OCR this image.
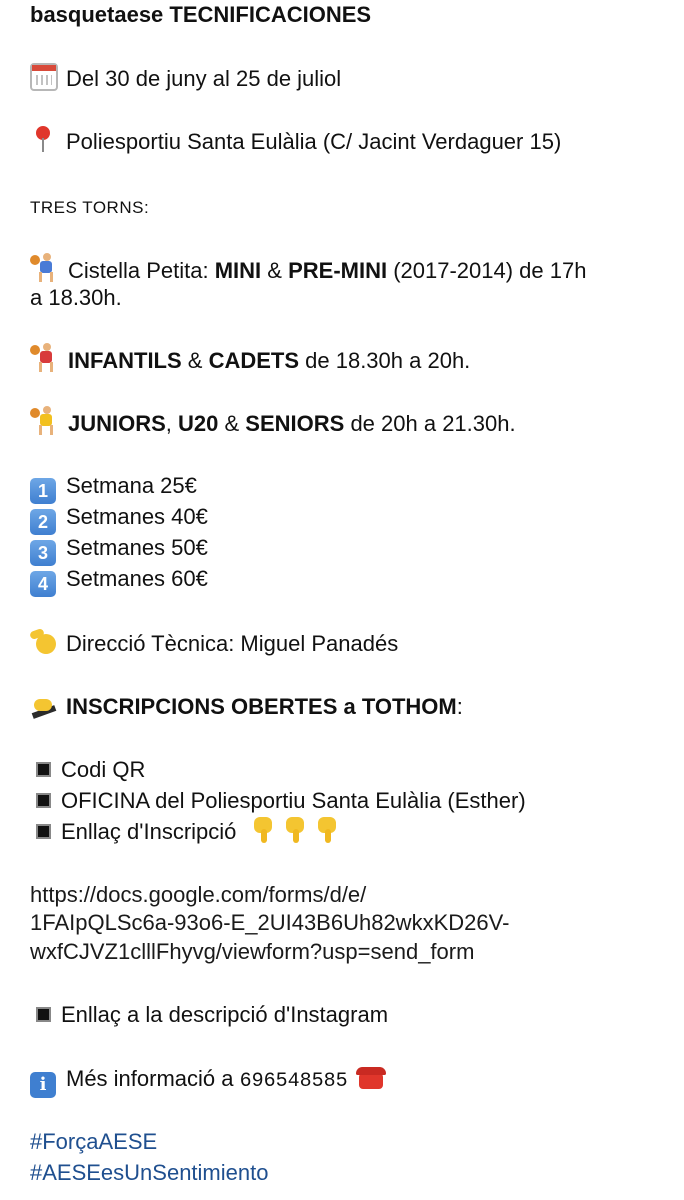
basquetaese TECNIFICACIONES
Del 30 de juny al 25 de juliol
Poliesportiu Santa Eulàlia (C/ Jacint Verdaguer 15)
TRES TORNS:
Cistella Petita: MINI & PRE-MINI (2017-2014) de 17h
a 18.30h.
INFANTILS & CADETS de 18.30h a 20h.
JUNIORS, U20 & SENIORS de 20h a 21.30h.
1 Setmana 25€
2 Setmanes 40€
3 Setmanes 50€
4 Setmanes 60€
Direcció Tècnica: Miguel Panadés
INSCRIPCIONS OBERTES a TOTHOM:
Codi QR
OFICINA del Poliesportiu Santa Eulàlia (Esther)
Enllaç d'Inscripció
https://docs.google.com/forms/d/e/
1FAIpQLSc6a-93o6-E_2UI43B6Uh82wkxKD26V-
wxfCJVZ1clllFhyvg/viewform?usp=send_form
Enllaç a la descripció d'Instagram
i Més informació a 696548585
#ForçaAESE
#AESEesUnSentimiento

+ + + + +

- What is asked
Copy all of the entries verbatim, leaving out any pictures they contain.

- Written response
OCR this image.
basquetaese TECNIFICACIONES
Del 30 de juny al 25 de juliol
Poliesportiu Santa Eulàlia (C/ Jacint Verdaguer 15)
TRES TORNS:
Cistella Petita: MINI & PRE-MINI (2017-2014) de 17h
a 18.30h.
INFANTILS & CADETS de 18.30h a 20h.
JUNIORS, U20 & SENIORS de 20h a 21.30h.
1 Setmana 25€
2 Setmanes 40€
3 Setmanes 50€
4 Setmanes 60€
Direcció Tècnica: Miguel Panadés
INSCRIPCIONS OBERTES a TOTHOM:
Codi QR
OFICINA del Poliesportiu Santa Eulàlia (Esther)
Enllaç d'Inscripció
https://docs.google.com/forms/d/e/
1FAIpQLSc6a-93o6-E_2UI43B6Uh82wkxKD26V-
wxfCJVZ1clllFhyvg/viewform?usp=send_form
Enllaç a la descripció d'Instagram
i Més informació a 696548585
#ForçaAESE
#AESEesUnSentimiento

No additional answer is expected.